TASK DETAILS
Each line of the listing must be transcribed exactly, except for the images, which should be excluded.
— start of RECORDS SHOWN —
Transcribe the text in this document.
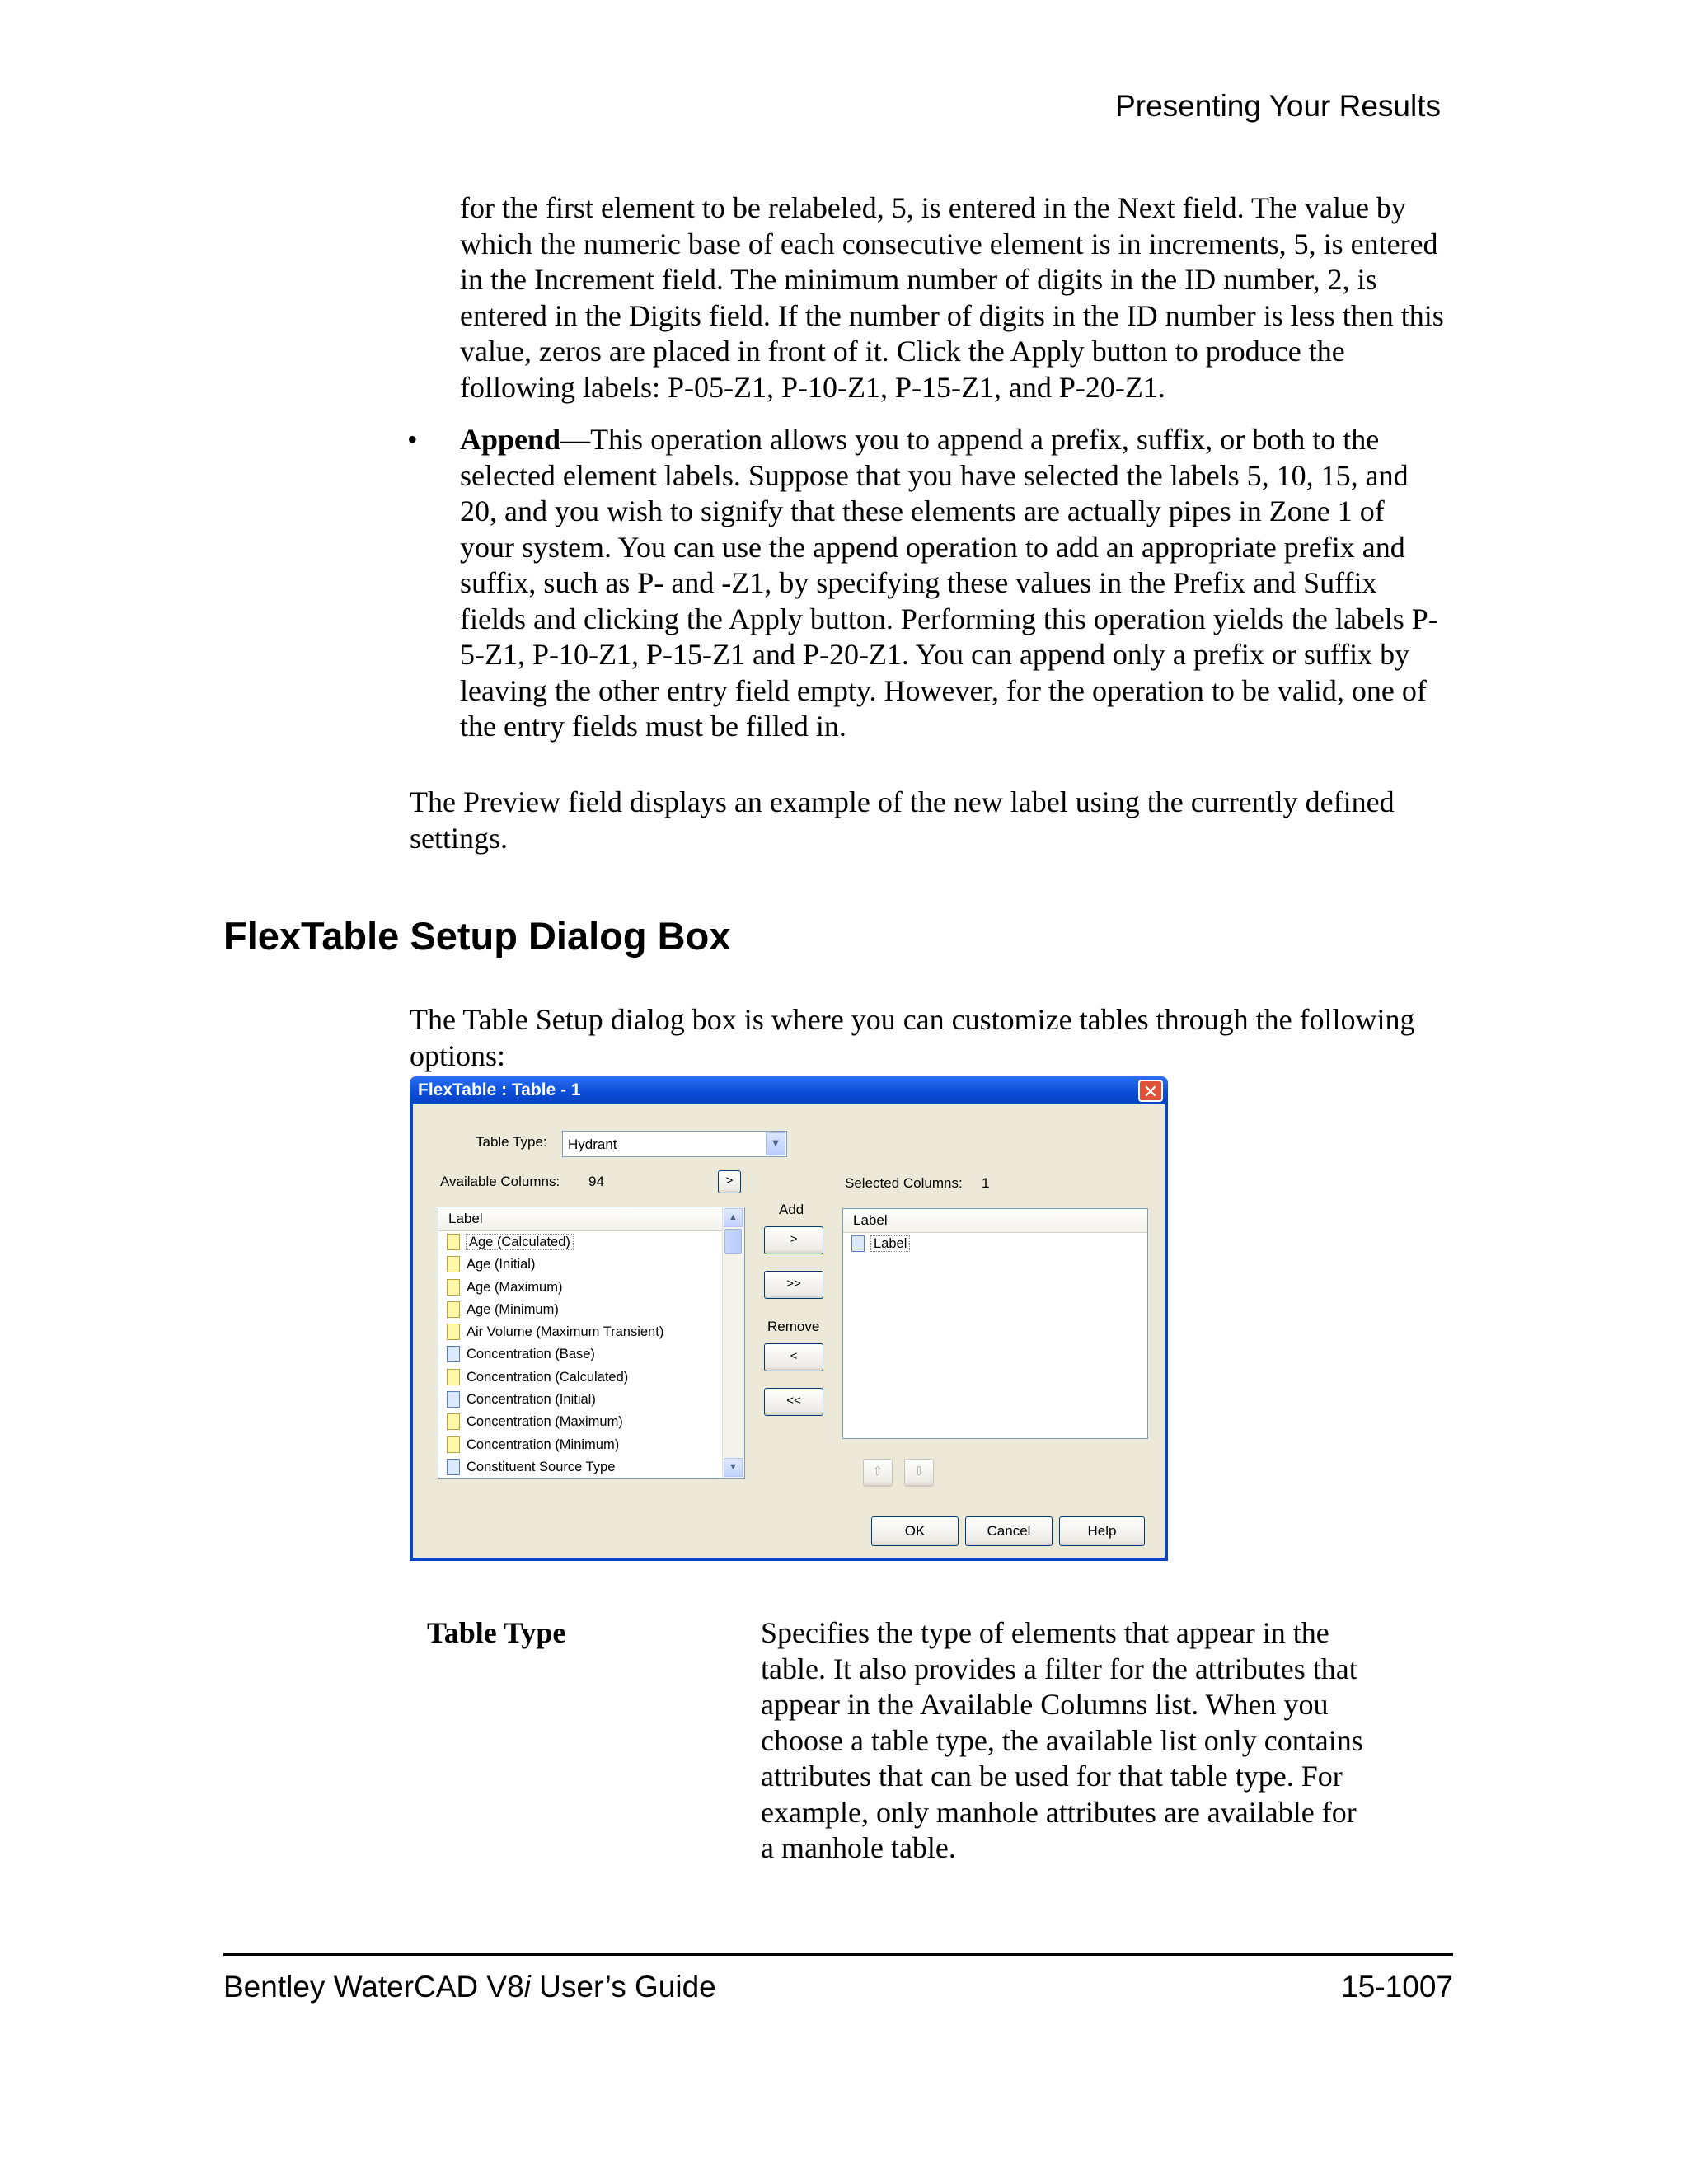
Presenting Your Results

for the first element to be relabeled, 5, is entered in the Next field. The value by

which the numeric base of each consecutive element is in increments, 5, is entered

in the Increment field. The minimum number of digits in the ID number, 2, is

entered in the Digits field. If the number of digits in the ID number is less then this

value, zeros are placed in front of it. Click the Apply button to produce the

following labels: P-05-Z1, P-10-Z1, P-15-Z1, and P-20-Z1.

• Append—This operation allows you to append a prefix, suffix, or both to the

selected element labels. Suppose that you have selected the labels 5, 10, 15, and

20, and you wish to signify that these elements are actually pipes in Zone 1 of

your system. You can use the append operation to add an appropriate prefix and

suffix, such as P- and -Z1, by specifying these values in the Prefix and Suffix

fields and clicking the Apply button. Performing this operation yields the labels P-

5-Z1, P-10-Z1, P-15-Z1 and P-20-Z1. You can append only a prefix or suffix by

leaving the other entry field empty. However, for the operation to be valid, one of

the entry fields must be filled in.

The Preview field displays an example of the new label using the currently defined

settings.

FlexTable Setup Dialog Box

The Table Setup dialog box is where you can customize tables through the following

options:

FlexTable : Table - 1	✕
Table Type: Hydrant	▼
Available Columns: 94	>	Selected Columns: 1
Label
Age (Calculated)
Age (Initial)
Age (Maximum)
Age (Minimum)
Air Volume (Maximum Transient)
Concentration (Base)
Concentration (Calculated)
Concentration (Initial)
Concentration (Maximum)
Concentration (Minimum)
Constituent Source Type
▲
▼
Add
>
>>
Remove
<
<<
Label
Label
⇧	⇩
OK	Cancel	Help
Table Type	Specifies the type of elements that appear in the

table. It also provides a filter for the attributes that

appear in the Available Columns list. When you

choose a table type, the available list only contains

attributes that can be used for that table type. For

example, only manhole attributes are available for

a manhole table.

Bentley WaterCAD V8i User’s Guide	15-1007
— end of RECORDS SHOWN —
EXERCISE RESPONSE
Transcribe the text in this document.
Presenting Your Results

for the first element to be relabeled, 5, is entered in the Next field. The value by

which the numeric base of each consecutive element is in increments, 5, is entered

in the Increment field. The minimum number of digits in the ID number, 2, is

entered in the Digits field. If the number of digits in the ID number is less then this

value, zeros are placed in front of it. Click the Apply button to produce the

following labels: P-05-Z1, P-10-Z1, P-15-Z1, and P-20-Z1.

• Append—This operation allows you to append a prefix, suffix, or both to the

selected element labels. Suppose that you have selected the labels 5, 10, 15, and

20, and you wish to signify that these elements are actually pipes in Zone 1 of

your system. You can use the append operation to add an appropriate prefix and

suffix, such as P- and -Z1, by specifying these values in the Prefix and Suffix

fields and clicking the Apply button. Performing this operation yields the labels P-

5-Z1, P-10-Z1, P-15-Z1 and P-20-Z1. You can append only a prefix or suffix by

leaving the other entry field empty. However, for the operation to be valid, one of

the entry fields must be filled in.

The Preview field displays an example of the new label using the currently defined

settings.

FlexTable Setup Dialog Box

The Table Setup dialog box is where you can customize tables through the following

options:

FlexTable : Table - 1	✕
Table Type: Hydrant	▼
Available Columns: 94	>	Selected Columns: 1
Label
Age (Calculated)
Age (Initial)
Age (Maximum)
Age (Minimum)
Air Volume (Maximum Transient)
Concentration (Base)
Concentration (Calculated)
Concentration (Initial)
Concentration (Maximum)
Concentration (Minimum)
Constituent Source Type
▲
▼
Add
>
>>
Remove
<
<<
Label
Label
⇧	⇩
OK	Cancel	Help
Table Type	Specifies the type of elements that appear in the

table. It also provides a filter for the attributes that

appear in the Available Columns list. When you

choose a table type, the available list only contains

attributes that can be used for that table type. For

example, only manhole attributes are available for

a manhole table.

Bentley WaterCAD V8i User’s Guide	15-1007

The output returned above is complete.